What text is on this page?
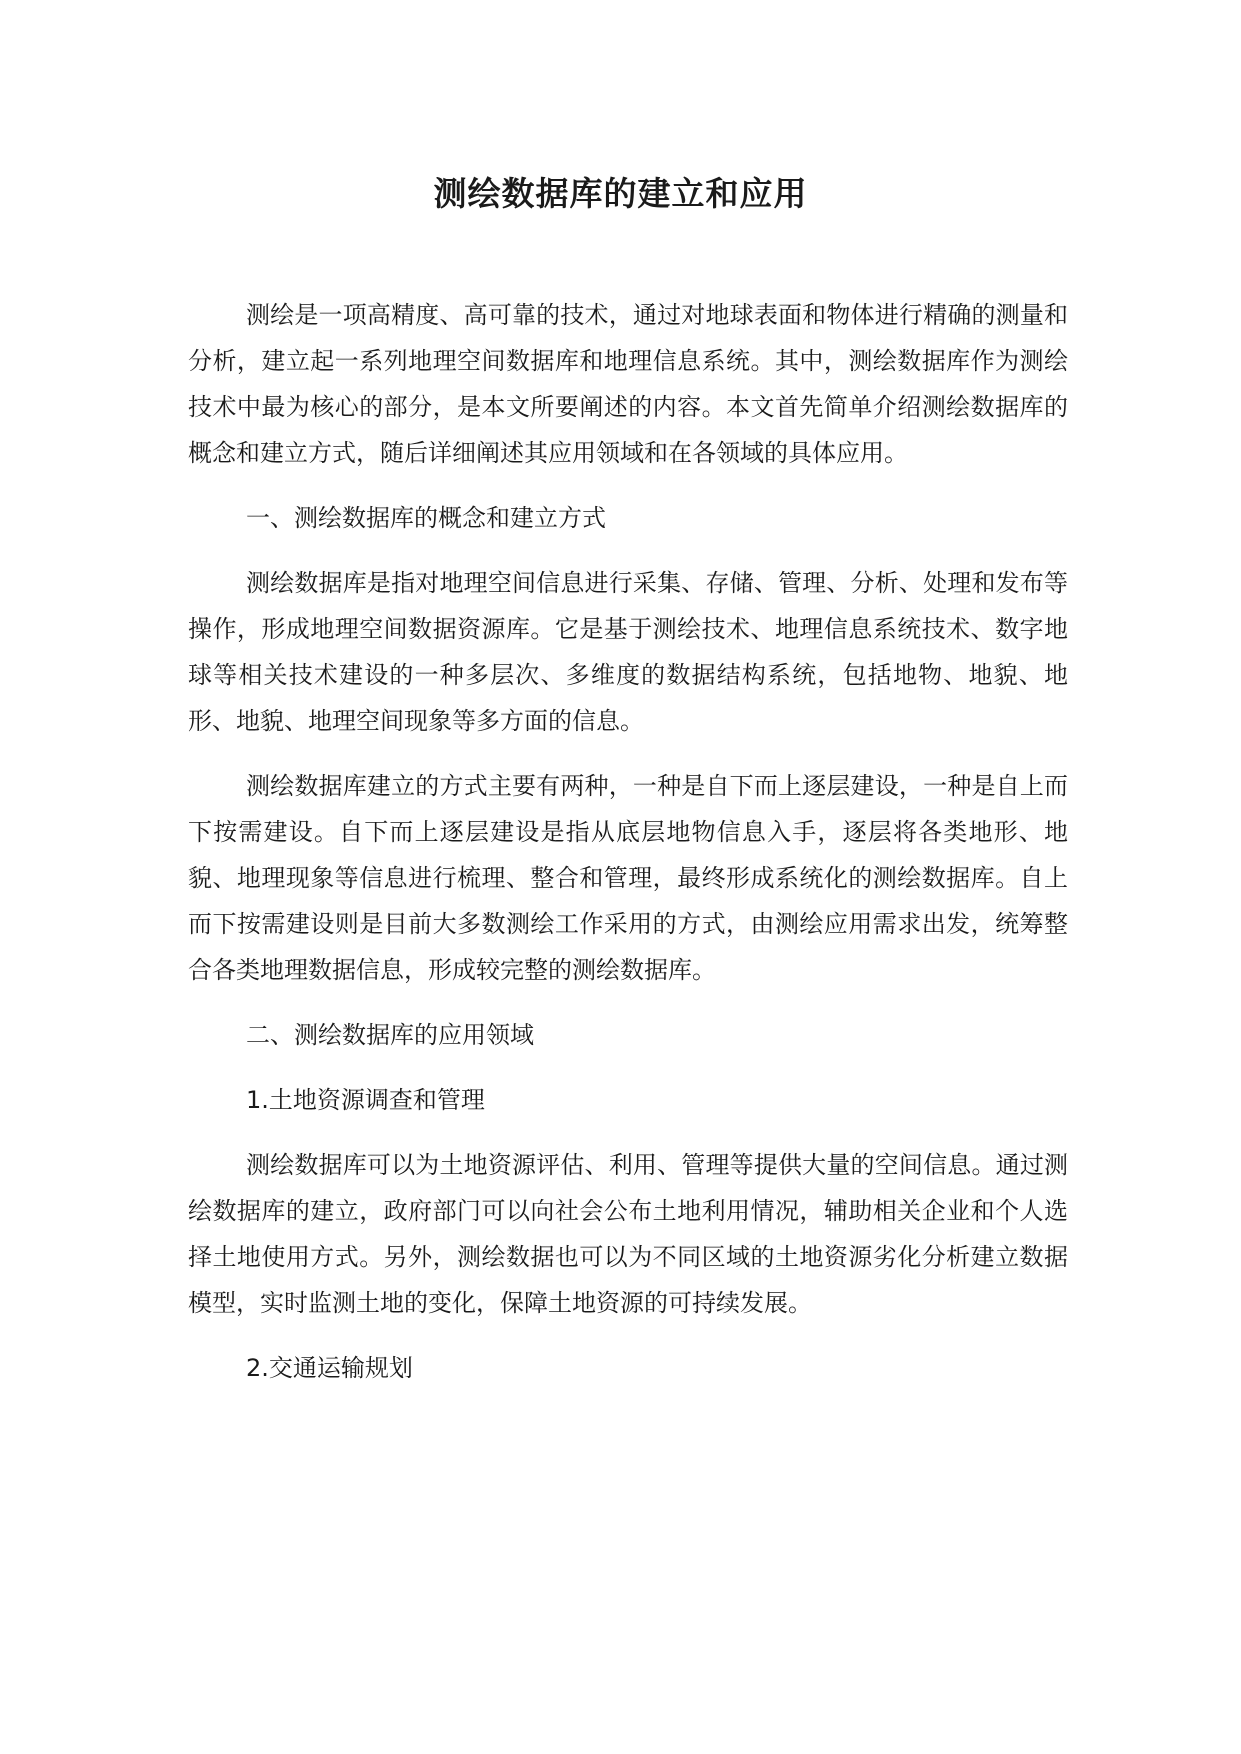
测绘数据库的建立和应用

测绘是一项高精度、高可靠的技术，通过对地球表面和物体进行精确的测量和分析，建立起一系列地理空间数据库和地理信息系统。其中，测绘数据库作为测绘技术中最为核心的部分，是本文所要阐述的内容。本文首先简单介绍测绘数据库的概念和建立方式，随后详细阐述其应用领域和在各领域的具体应用。

一、测绘数据库的概念和建立方式

测绘数据库是指对地理空间信息进行采集、存储、管理、分析、处理和发布等操作，形成地理空间数据资源库。它是基于测绘技术、地理信息系统技术、数字地球等相关技术建设的一种多层次、多维度的数据结构系统，包括地物、地貌、地形、地貌、地理空间现象等多方面的信息。

测绘数据库建立的方式主要有两种，一种是自下而上逐层建设，一种是自上而下按需建设。自下而上逐层建设是指从底层地物信息入手，逐层将各类地形、地貌、地理现象等信息进行梳理、整合和管理，最终形成系统化的测绘数据库。自上而下按需建设则是目前大多数测绘工作采用的方式，由测绘应用需求出发，统筹整合各类地理数据信息，形成较完整的测绘数据库。

二、测绘数据库的应用领域

1.土地资源调查和管理

测绘数据库可以为土地资源评估、利用、管理等提供大量的空间信息。通过测绘数据库的建立，政府部门可以向社会公布土地利用情况，辅助相关企业和个人选择土地使用方式。另外，测绘数据也可以为不同区域的土地资源劣化分析建立数据模型，实时监测土地的变化，保障土地资源的可持续发展。

2.交通运输规划
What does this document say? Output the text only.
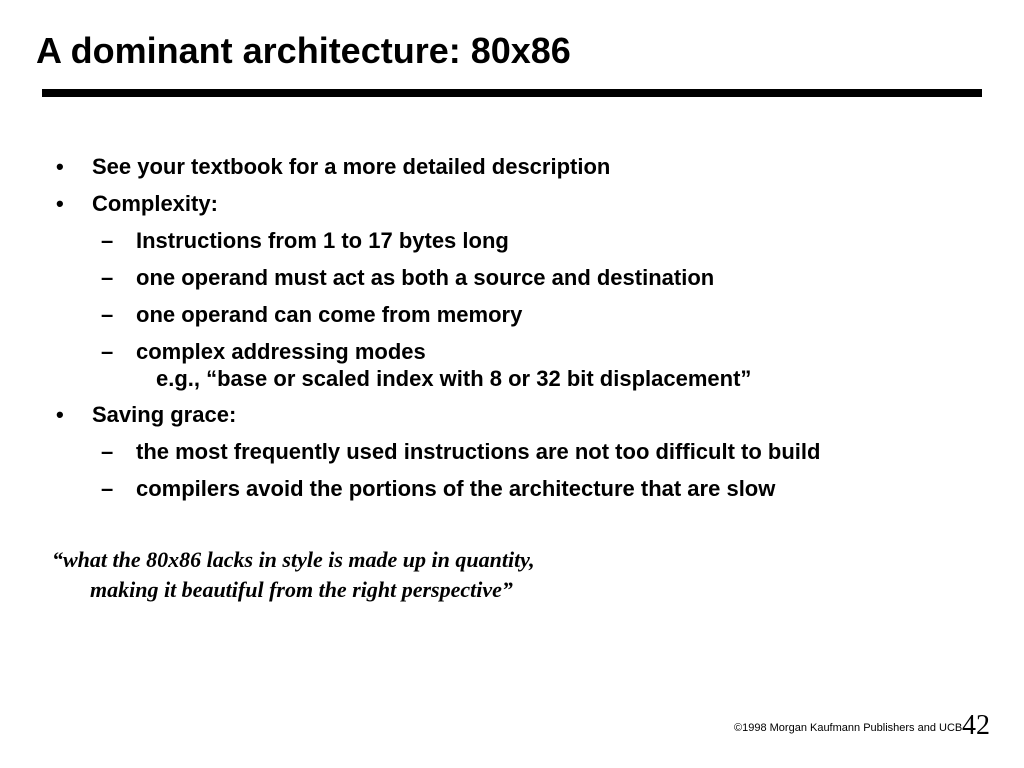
A dominant architecture: 80x86
• See your textbook for a more detailed description
• Complexity:
– Instructions from 1 to 17 bytes long
– one operand must act as both a source and destination
– one operand can come from memory
– complex addressing modes
e.g., “base or scaled index with 8 or 32 bit displacement”
• Saving grace:
– the most frequently used instructions are not too difficult to build
– compilers avoid the portions of the architecture that are slow
“what the 80x86 lacks in style is made up in quantity,
making it beautiful from the right perspective”
©1998 Morgan Kaufmann Publishers and UCB 42
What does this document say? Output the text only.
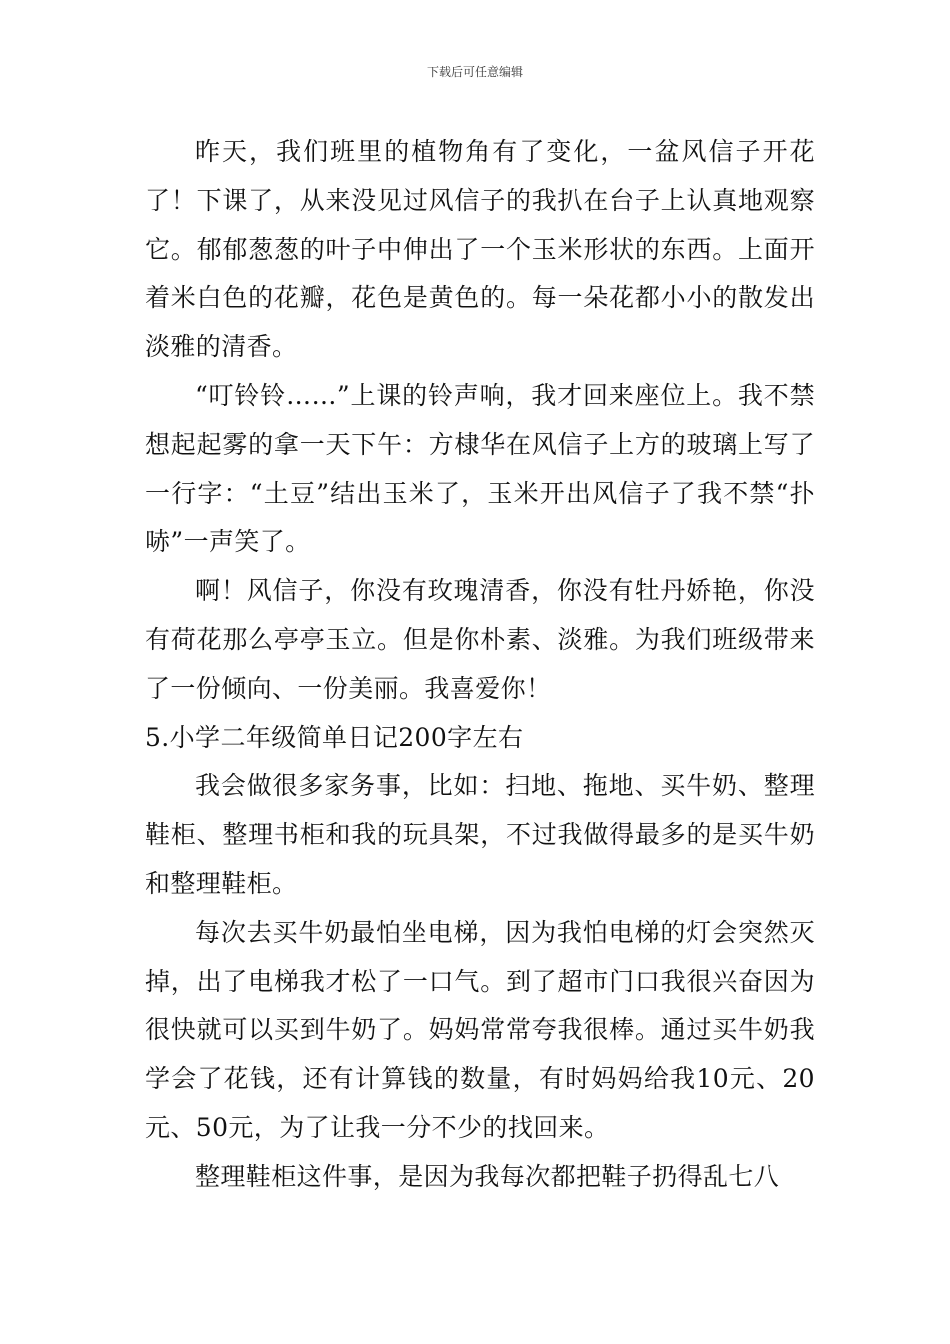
下载后可任意编辑

昨天，我们班里的植物角有了变化，一盆风信子开花了！下课了，从来没见过风信子的我扒在台子上认真地观察它。郁郁葱葱的叶子中伸出了一个玉米形状的东西。上面开着米白色的花瓣，花色是黄色的。每一朵花都小小的散发出淡雅的清香。

“叮铃铃……”上课的铃声响，我才回来座位上。我不禁想起起雾的拿一天下午：方棣华在风信子上方的玻璃上写了一行字：“土豆”结出玉米了，玉米开出风信子了我不禁“扑哧”一声笑了。

啊！风信子，你没有玫瑰清香，你没有牡丹娇艳，你没有荷花那么亭亭玉立。但是你朴素、淡雅。为我们班级带来了一份倾向、一份美丽。我喜爱你！

5.小学二年级简单日记200字左右

我会做很多家务事，比如：扫地、拖地、买牛奶、整理鞋柜、整理书柜和我的玩具架，不过我做得最多的是买牛奶和整理鞋柜。

每次去买牛奶最怕坐电梯，因为我怕电梯的灯会突然灭掉，出了电梯我才松了一口气。到了超市门口我很兴奋因为很快就可以买到牛奶了。妈妈常常夸我很棒。通过买牛奶我学会了花钱，还有计算钱的数量，有时妈妈给我10元、20元、50元，为了让我一分不少的找回来。

整理鞋柜这件事，是因为我每次都把鞋子扔得乱七八
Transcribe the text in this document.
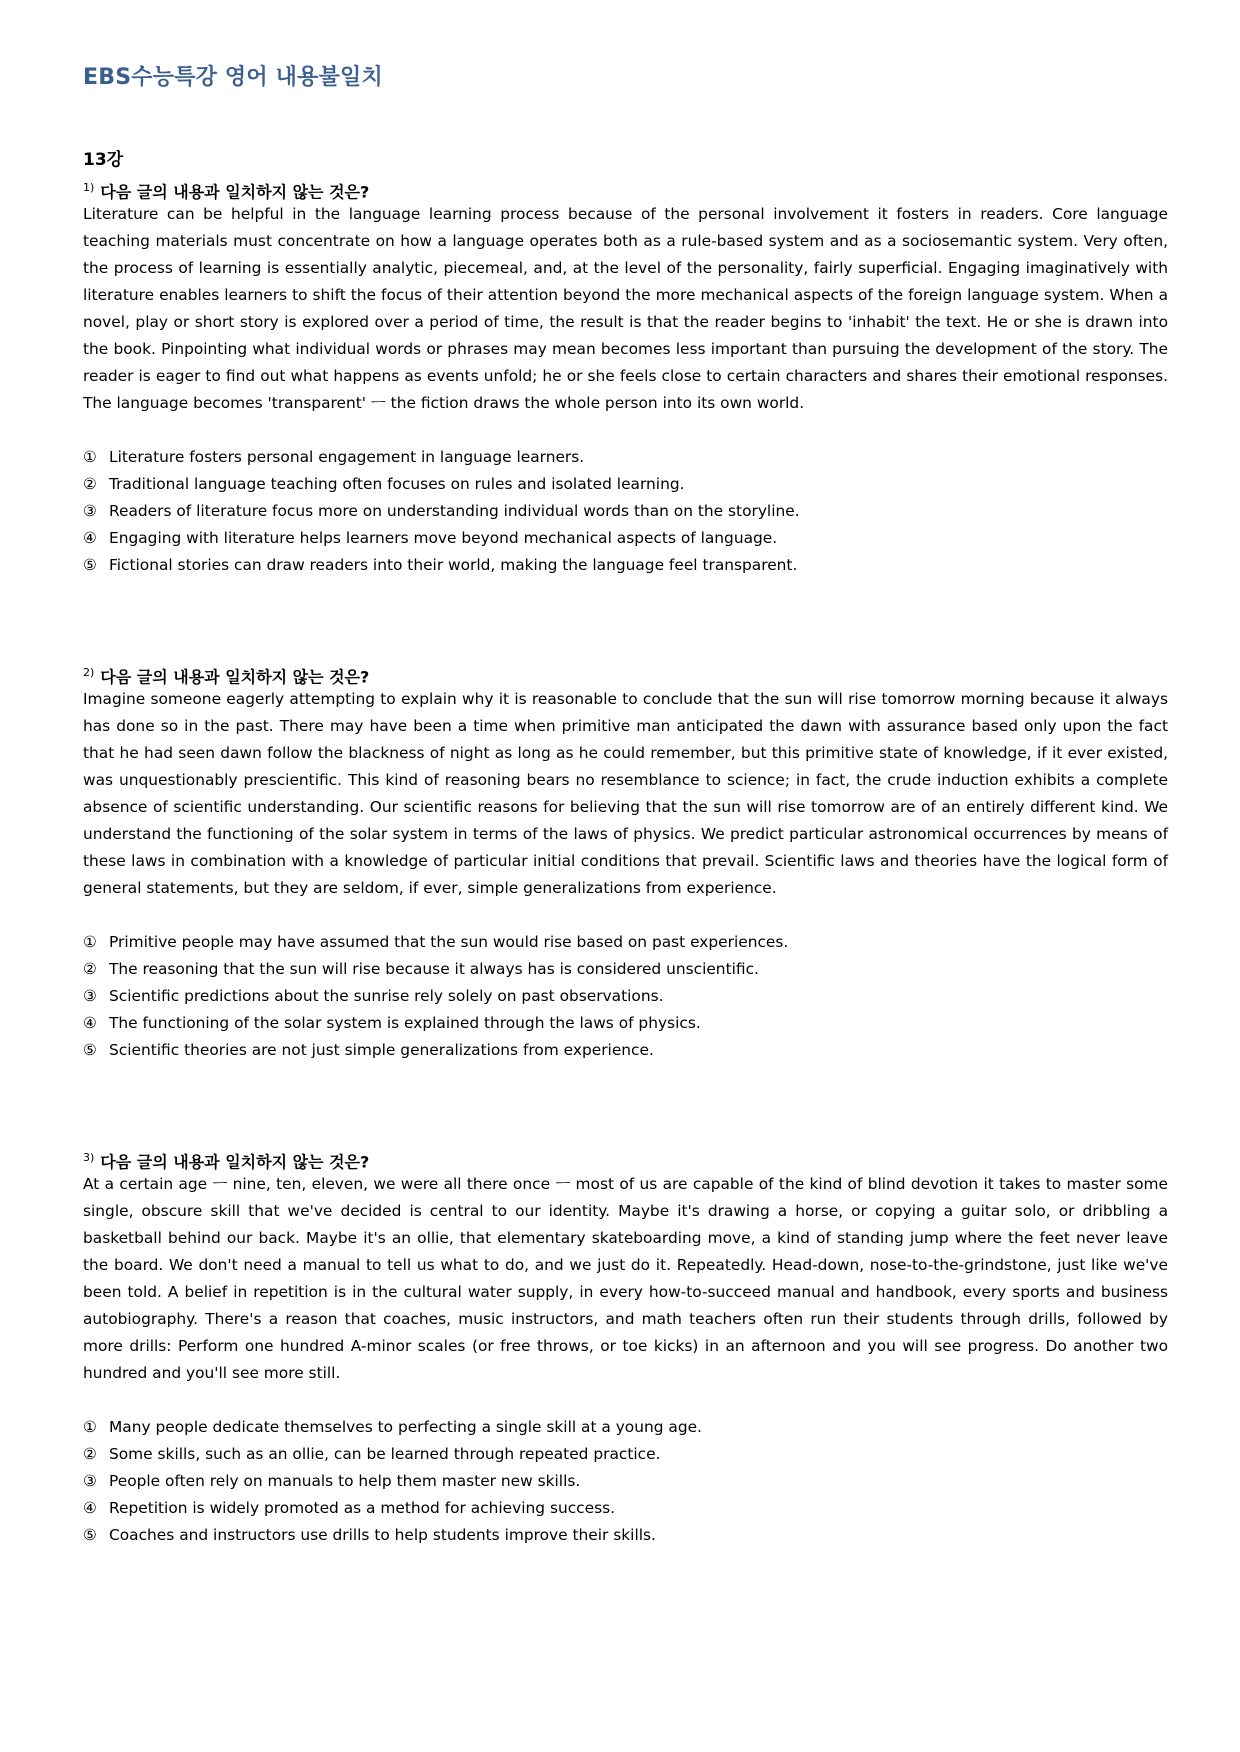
EBS수능특강 영어 내용불일치
13강
$^{1)}$ 다음 글의 내용과 일치하지 않는 것은?

Literature can be helpful in the language learning process because of the personal involvement it fosters in readers. Core language teaching materials must concentrate on how a language operates both as a rule-based system and as a sociosemantic system. Very often, the process of learning is essentially analytic, piecemeal, and, at the level of the personality, fairly superficial. Engaging imaginatively with literature enables learners to shift the focus of their attention beyond the more mechanical aspects of the foreign language system. When a novel, play or short story is explored over a period of time, the result is that the reader begins to 'inhabit' the text. He or she is drawn into the book. Pinpointing what individual words or phrases may mean becomes less important than pursuing the development of the story. The reader is eager to find out what happens as events unfold; he or she feels close to certain characters and shares their emotional responses. The language becomes 'transparent' ㅡ the fiction draws the whole person into its own world.

① Literature fosters personal engagement in language learners.
② Traditional language teaching often focuses on rules and isolated learning.
③ Readers of literature focus more on understanding individual words than on the storyline.
④ Engaging with literature helps learners move beyond mechanical aspects of language.
⑤ Fictional stories can draw readers into their world, making the language feel transparent.
$^{2)}$ 다음 글의 내용과 일치하지 않는 것은?

Imagine someone eagerly attempting to explain why it is reasonable to conclude that the sun will rise tomorrow morning because it always has done so in the past. There may have been a time when primitive man anticipated the dawn with assurance based only upon the fact that he had seen dawn follow the blackness of night as long as he could remember, but this primitive state of knowledge, if it ever existed, was unquestionably prescientific. This kind of reasoning bears no resemblance to science; in fact, the crude induction exhibits a complete absence of scientific understanding. Our scientific reasons for believing that the sun will rise tomorrow are of an entirely different kind. We understand the functioning of the solar system in terms of the laws of physics. We predict particular astronomical occurrences by means of these laws in combination with a knowledge of particular initial conditions that prevail. Scientific laws and theories have the logical form of general statements, but they are seldom, if ever, simple generalizations from experience.

① Primitive people may have assumed that the sun would rise based on past experiences.
② The reasoning that the sun will rise because it always has is considered unscientific.
③ Scientific predictions about the sunrise rely solely on past observations.
④ The functioning of the solar system is explained through the laws of physics.
⑤ Scientific theories are not just simple generalizations from experience.
$^{3)}$ 다음 글의 내용과 일치하지 않는 것은?

At a certain age ㅡ nine, ten, eleven, we were all there once ㅡ most of us are capable of the kind of blind devotion it takes to master some single, obscure skill that we've decided is central to our identity. Maybe it's drawing a horse, or copying a guitar solo, or dribbling a basketball behind our back. Maybe it's an ollie, that elementary skateboarding move, a kind of standing jump where the feet never leave the board. We don't need a manual to tell us what to do, and we just do it. Repeatedly. Head-down, nose-to-the-grindstone, just like we've been told. A belief in repetition is in the cultural water supply, in every how-to-succeed manual and handbook, every sports and business autobiography. There's a reason that coaches, music instructors, and math teachers often run their students through drills, followed by more drills: Perform one hundred A-minor scales (or free throws, or toe kicks) in an afternoon and you will see progress. Do another two hundred and you'll see more still.

① Many people dedicate themselves to perfecting a single skill at a young age.
② Some skills, such as an ollie, can be learned through repeated practice.
③ People often rely on manuals to help them master new skills.
④ Repetition is widely promoted as a method for achieving success.
⑤ Coaches and instructors use drills to help students improve their skills.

──────

How many of the lines above include the string "skills"? Reply with the number by itself.

3